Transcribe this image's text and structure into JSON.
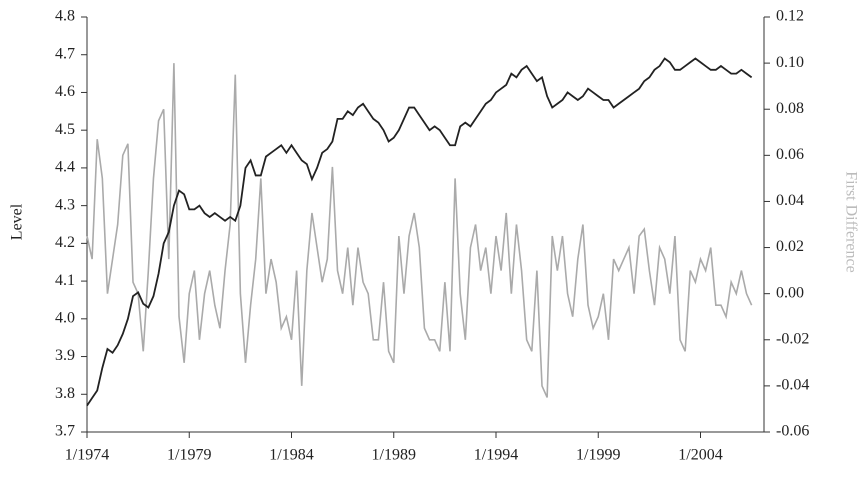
{
  "chart_data": {
    "type": "line",
    "ylabel": "Level",
    "y2label": "First Difference",
    "x": [
      "1/1974",
      "4/1974",
      "7/1974",
      "10/1974",
      "1/1975",
      "4/1975",
      "7/1975",
      "10/1975",
      "1/1976",
      "4/1976",
      "7/1976",
      "10/1976",
      "1/1977",
      "4/1977",
      "7/1977",
      "10/1977",
      "1/1978",
      "4/1978",
      "7/1978",
      "10/1978",
      "1/1979",
      "4/1979",
      "7/1979",
      "10/1979",
      "1/1980",
      "4/1980",
      "7/1980",
      "10/1980",
      "1/1981",
      "4/1981",
      "7/1981",
      "10/1981",
      "1/1982",
      "4/1982",
      "7/1982",
      "10/1982",
      "1/1983",
      "4/1983",
      "7/1983",
      "10/1983",
      "1/1984",
      "4/1984",
      "7/1984",
      "10/1984",
      "1/1985",
      "4/1985",
      "7/1985",
      "10/1985",
      "1/1986",
      "4/1986",
      "7/1986",
      "10/1986",
      "1/1987",
      "4/1987",
      "7/1987",
      "10/1987",
      "1/1988",
      "4/1988",
      "7/1988",
      "10/1988",
      "1/1989",
      "4/1989",
      "7/1989",
      "10/1989",
      "1/1990",
      "4/1990",
      "7/1990",
      "10/1990",
      "1/1991",
      "4/1991",
      "7/1991",
      "10/1991",
      "1/1992",
      "4/1992",
      "7/1992",
      "10/1992",
      "1/1993",
      "4/1993",
      "7/1993",
      "10/1993",
      "1/1994",
      "4/1994",
      "7/1994",
      "10/1994",
      "1/1995",
      "4/1995",
      "7/1995",
      "10/1995",
      "1/1996",
      "4/1996",
      "7/1996",
      "10/1996",
      "1/1997",
      "4/1997",
      "7/1997",
      "10/1997",
      "1/1998",
      "4/1998",
      "7/1998",
      "10/1998",
      "1/1999",
      "4/1999",
      "7/1999",
      "10/1999",
      "1/2000",
      "4/2000",
      "7/2000",
      "10/2000",
      "1/2001",
      "4/2001",
      "7/2001",
      "10/2001",
      "1/2002",
      "4/2002",
      "7/2002",
      "10/2002",
      "1/2003",
      "4/2003",
      "7/2003",
      "10/2003",
      "1/2004",
      "4/2004",
      "7/2004",
      "10/2004",
      "1/2005",
      "4/2005",
      "7/2005",
      "10/2005",
      "1/2006",
      "4/2006",
      "7/2006"
    ],
    "series": [
      {
        "color": "#222222",
        "axis": "y",
        "values": [
          3.77,
          3.79,
          3.81,
          3.87,
          3.92,
          3.91,
          3.93,
          3.96,
          4.0,
          4.06,
          4.07,
          4.04,
          4.03,
          4.06,
          4.12,
          4.2,
          4.23,
          4.3,
          4.34,
          4.33,
          4.29,
          4.29,
          4.3,
          4.28,
          4.27,
          4.28,
          4.27,
          4.26,
          4.27,
          4.26,
          4.3,
          4.4,
          4.42,
          4.38,
          4.38,
          4.43,
          4.44,
          4.45,
          4.46,
          4.44,
          4.46,
          4.44,
          4.42,
          4.41,
          4.37,
          4.4,
          4.44,
          4.45,
          4.47,
          4.53,
          4.53,
          4.55,
          4.54,
          4.56,
          4.57,
          4.55,
          4.53,
          4.52,
          4.5,
          4.47,
          4.48,
          4.5,
          4.53,
          4.56,
          4.56,
          4.54,
          4.52,
          4.5,
          4.51,
          4.5,
          4.48,
          4.46,
          4.46,
          4.51,
          4.52,
          4.51,
          4.53,
          4.55,
          4.57,
          4.58,
          4.6,
          4.61,
          4.62,
          4.65,
          4.64,
          4.66,
          4.67,
          4.65,
          4.63,
          4.64,
          4.59,
          4.56,
          4.57,
          4.58,
          4.6,
          4.59,
          4.58,
          4.59,
          4.61,
          4.6,
          4.59,
          4.58,
          4.58,
          4.56,
          4.57,
          4.58,
          4.59,
          4.6,
          4.61,
          4.63,
          4.64,
          4.66,
          4.67,
          4.69,
          4.68,
          4.66,
          4.66,
          4.67,
          4.68,
          4.69,
          4.68,
          4.67,
          4.66,
          4.66,
          4.67,
          4.66,
          4.65,
          4.65,
          4.66,
          4.65,
          4.64
        ]
      },
      {
        "color": "#aaaaaa",
        "axis": "y2",
        "values": [
          0.025,
          0.015,
          0.067,
          0.05,
          0.0,
          0.015,
          0.03,
          0.06,
          0.065,
          0.005,
          0.0,
          -0.025,
          0.01,
          0.05,
          0.075,
          0.08,
          0.015,
          0.1,
          -0.01,
          -0.03,
          0.0,
          0.01,
          -0.02,
          0.0,
          0.01,
          -0.005,
          -0.015,
          0.01,
          0.03,
          0.095,
          0.0,
          -0.03,
          -0.005,
          0.015,
          0.05,
          0.0,
          0.015,
          0.005,
          -0.015,
          -0.01,
          -0.02,
          0.01,
          -0.04,
          0.01,
          0.035,
          0.02,
          0.005,
          0.015,
          0.055,
          0.01,
          0.0,
          0.02,
          -0.005,
          0.02,
          0.005,
          0.0,
          -0.02,
          -0.02,
          0.005,
          -0.025,
          -0.03,
          0.025,
          0.0,
          0.025,
          0.035,
          0.02,
          -0.015,
          -0.02,
          -0.02,
          -0.025,
          0.005,
          -0.025,
          0.05,
          0.0,
          -0.02,
          0.02,
          0.03,
          0.01,
          0.02,
          0.0,
          0.025,
          0.01,
          0.035,
          0.0,
          0.03,
          0.01,
          -0.02,
          -0.025,
          0.01,
          -0.04,
          -0.045,
          0.025,
          0.01,
          0.025,
          0.0,
          -0.01,
          0.015,
          0.03,
          -0.005,
          -0.015,
          -0.01,
          0.0,
          -0.02,
          0.015,
          0.01,
          0.015,
          0.02,
          0.0,
          0.025,
          0.028,
          0.01,
          -0.005,
          0.02,
          0.015,
          0.0,
          0.025,
          -0.02,
          -0.025,
          0.01,
          0.005,
          0.015,
          0.01,
          0.02,
          -0.005,
          -0.005,
          -0.01,
          0.005,
          0.0,
          0.01,
          0.0,
          -0.005
        ]
      }
    ],
    "ylim": [
      3.7,
      4.8
    ],
    "yticks": [
      3.7,
      3.8,
      3.9,
      {
        "value": 4.0,
        "label": "4.0"
      },
      4.1,
      4.2,
      4.3,
      4.4,
      4.5,
      4.6,
      4.7,
      4.8
    ],
    "y2lim": [
      -0.06,
      0.12
    ],
    "y2ticks": [
      -0.06,
      -0.04,
      -0.02,
      {
        "value": 0,
        "label": "0.00"
      },
      0.02,
      0.04,
      0.06,
      0.08,
      {
        "value": 0.1,
        "label": "0.10"
      },
      0.12
    ]
  }
}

===============

WHAT YOU HAVE TO DO:
Copy every record above exactly as written, but leave out the pictures.

SOLUTION FOR THIS TASK:
Transcribe this image's text and structure into JSON.
{
  "chart_data": {
    "type": "line",
    "ylabel": "Level",
    "y2label": "First Difference",
    "x": [
      "1/1974",
      "4/1974",
      "7/1974",
      "10/1974",
      "1/1975",
      "4/1975",
      "7/1975",
      "10/1975",
      "1/1976",
      "4/1976",
      "7/1976",
      "10/1976",
      "1/1977",
      "4/1977",
      "7/1977",
      "10/1977",
      "1/1978",
      "4/1978",
      "7/1978",
      "10/1978",
      "1/1979",
      "4/1979",
      "7/1979",
      "10/1979",
      "1/1980",
      "4/1980",
      "7/1980",
      "10/1980",
      "1/1981",
      "4/1981",
      "7/1981",
      "10/1981",
      "1/1982",
      "4/1982",
      "7/1982",
      "10/1982",
      "1/1983",
      "4/1983",
      "7/1983",
      "10/1983",
      "1/1984",
      "4/1984",
      "7/1984",
      "10/1984",
      "1/1985",
      "4/1985",
      "7/1985",
      "10/1985",
      "1/1986",
      "4/1986",
      "7/1986",
      "10/1986",
      "1/1987",
      "4/1987",
      "7/1987",
      "10/1987",
      "1/1988",
      "4/1988",
      "7/1988",
      "10/1988",
      "1/1989",
      "4/1989",
      "7/1989",
      "10/1989",
      "1/1990",
      "4/1990",
      "7/1990",
      "10/1990",
      "1/1991",
      "4/1991",
      "7/1991",
      "10/1991",
      "1/1992",
      "4/1992",
      "7/1992",
      "10/1992",
      "1/1993",
      "4/1993",
      "7/1993",
      "10/1993",
      "1/1994",
      "4/1994",
      "7/1994",
      "10/1994",
      "1/1995",
      "4/1995",
      "7/1995",
      "10/1995",
      "1/1996",
      "4/1996",
      "7/1996",
      "10/1996",
      "1/1997",
      "4/1997",
      "7/1997",
      "10/1997",
      "1/1998",
      "4/1998",
      "7/1998",
      "10/1998",
      "1/1999",
      "4/1999",
      "7/1999",
      "10/1999",
      "1/2000",
      "4/2000",
      "7/2000",
      "10/2000",
      "1/2001",
      "4/2001",
      "7/2001",
      "10/2001",
      "1/2002",
      "4/2002",
      "7/2002",
      "10/2002",
      "1/2003",
      "4/2003",
      "7/2003",
      "10/2003",
      "1/2004",
      "4/2004",
      "7/2004",
      "10/2004",
      "1/2005",
      "4/2005",
      "7/2005",
      "10/2005",
      "1/2006",
      "4/2006",
      "7/2006"
    ],
    "series": [
      {
        "color": "#222222",
        "axis": "y",
        "values": [
          3.77,
          3.79,
          3.81,
          3.87,
          3.92,
          3.91,
          3.93,
          3.96,
          4.0,
          4.06,
          4.07,
          4.04,
          4.03,
          4.06,
          4.12,
          4.2,
          4.23,
          4.3,
          4.34,
          4.33,
          4.29,
          4.29,
          4.3,
          4.28,
          4.27,
          4.28,
          4.27,
          4.26,
          4.27,
          4.26,
          4.3,
          4.4,
          4.42,
          4.38,
          4.38,
          4.43,
          4.44,
          4.45,
          4.46,
          4.44,
          4.46,
          4.44,
          4.42,
          4.41,
          4.37,
          4.4,
          4.44,
          4.45,
          4.47,
          4.53,
          4.53,
          4.55,
          4.54,
          4.56,
          4.57,
          4.55,
          4.53,
          4.52,
          4.5,
          4.47,
          4.48,
          4.5,
          4.53,
          4.56,
          4.56,
          4.54,
          4.52,
          4.5,
          4.51,
          4.5,
          4.48,
          4.46,
          4.46,
          4.51,
          4.52,
          4.51,
          4.53,
          4.55,
          4.57,
          4.58,
          4.6,
          4.61,
          4.62,
          4.65,
          4.64,
          4.66,
          4.67,
          4.65,
          4.63,
          4.64,
          4.59,
          4.56,
          4.57,
          4.58,
          4.6,
          4.59,
          4.58,
          4.59,
          4.61,
          4.6,
          4.59,
          4.58,
          4.58,
          4.56,
          4.57,
          4.58,
          4.59,
          4.6,
          4.61,
          4.63,
          4.64,
          4.66,
          4.67,
          4.69,
          4.68,
          4.66,
          4.66,
          4.67,
          4.68,
          4.69,
          4.68,
          4.67,
          4.66,
          4.66,
          4.67,
          4.66,
          4.65,
          4.65,
          4.66,
          4.65,
          4.64
        ]
      },
      {
        "color": "#aaaaaa",
        "axis": "y2",
        "values": [
          0.025,
          0.015,
          0.067,
          0.05,
          0.0,
          0.015,
          0.03,
          0.06,
          0.065,
          0.005,
          0.0,
          -0.025,
          0.01,
          0.05,
          0.075,
          0.08,
          0.015,
          0.1,
          -0.01,
          -0.03,
          0.0,
          0.01,
          -0.02,
          0.0,
          0.01,
          -0.005,
          -0.015,
          0.01,
          0.03,
          0.095,
          0.0,
          -0.03,
          -0.005,
          0.015,
          0.05,
          0.0,
          0.015,
          0.005,
          -0.015,
          -0.01,
          -0.02,
          0.01,
          -0.04,
          0.01,
          0.035,
          0.02,
          0.005,
          0.015,
          0.055,
          0.01,
          0.0,
          0.02,
          -0.005,
          0.02,
          0.005,
          0.0,
          -0.02,
          -0.02,
          0.005,
          -0.025,
          -0.03,
          0.025,
          0.0,
          0.025,
          0.035,
          0.02,
          -0.015,
          -0.02,
          -0.02,
          -0.025,
          0.005,
          -0.025,
          0.05,
          0.0,
          -0.02,
          0.02,
          0.03,
          0.01,
          0.02,
          0.0,
          0.025,
          0.01,
          0.035,
          0.0,
          0.03,
          0.01,
          -0.02,
          -0.025,
          0.01,
          -0.04,
          -0.045,
          0.025,
          0.01,
          0.025,
          0.0,
          -0.01,
          0.015,
          0.03,
          -0.005,
          -0.015,
          -0.01,
          0.0,
          -0.02,
          0.015,
          0.01,
          0.015,
          0.02,
          0.0,
          0.025,
          0.028,
          0.01,
          -0.005,
          0.02,
          0.015,
          0.0,
          0.025,
          -0.02,
          -0.025,
          0.01,
          0.005,
          0.015,
          0.01,
          0.02,
          -0.005,
          -0.005,
          -0.01,
          0.005,
          0.0,
          0.01,
          0.0,
          -0.005
        ]
      }
    ],
    "ylim": [
      3.7,
      4.8
    ],
    "yticks": [
      3.7,
      3.8,
      3.9,
      {
        "value": 4.0,
        "label": "4.0"
      },
      4.1,
      4.2,
      4.3,
      4.4,
      4.5,
      4.6,
      4.7,
      4.8
    ],
    "y2lim": [
      -0.06,
      0.12
    ],
    "y2ticks": [
      -0.06,
      -0.04,
      -0.02,
      {
        "value": 0,
        "label": "0.00"
      },
      0.02,
      0.04,
      0.06,
      0.08,
      {
        "value": 0.1,
        "label": "0.10"
      },
      0.12
    ]
  }
}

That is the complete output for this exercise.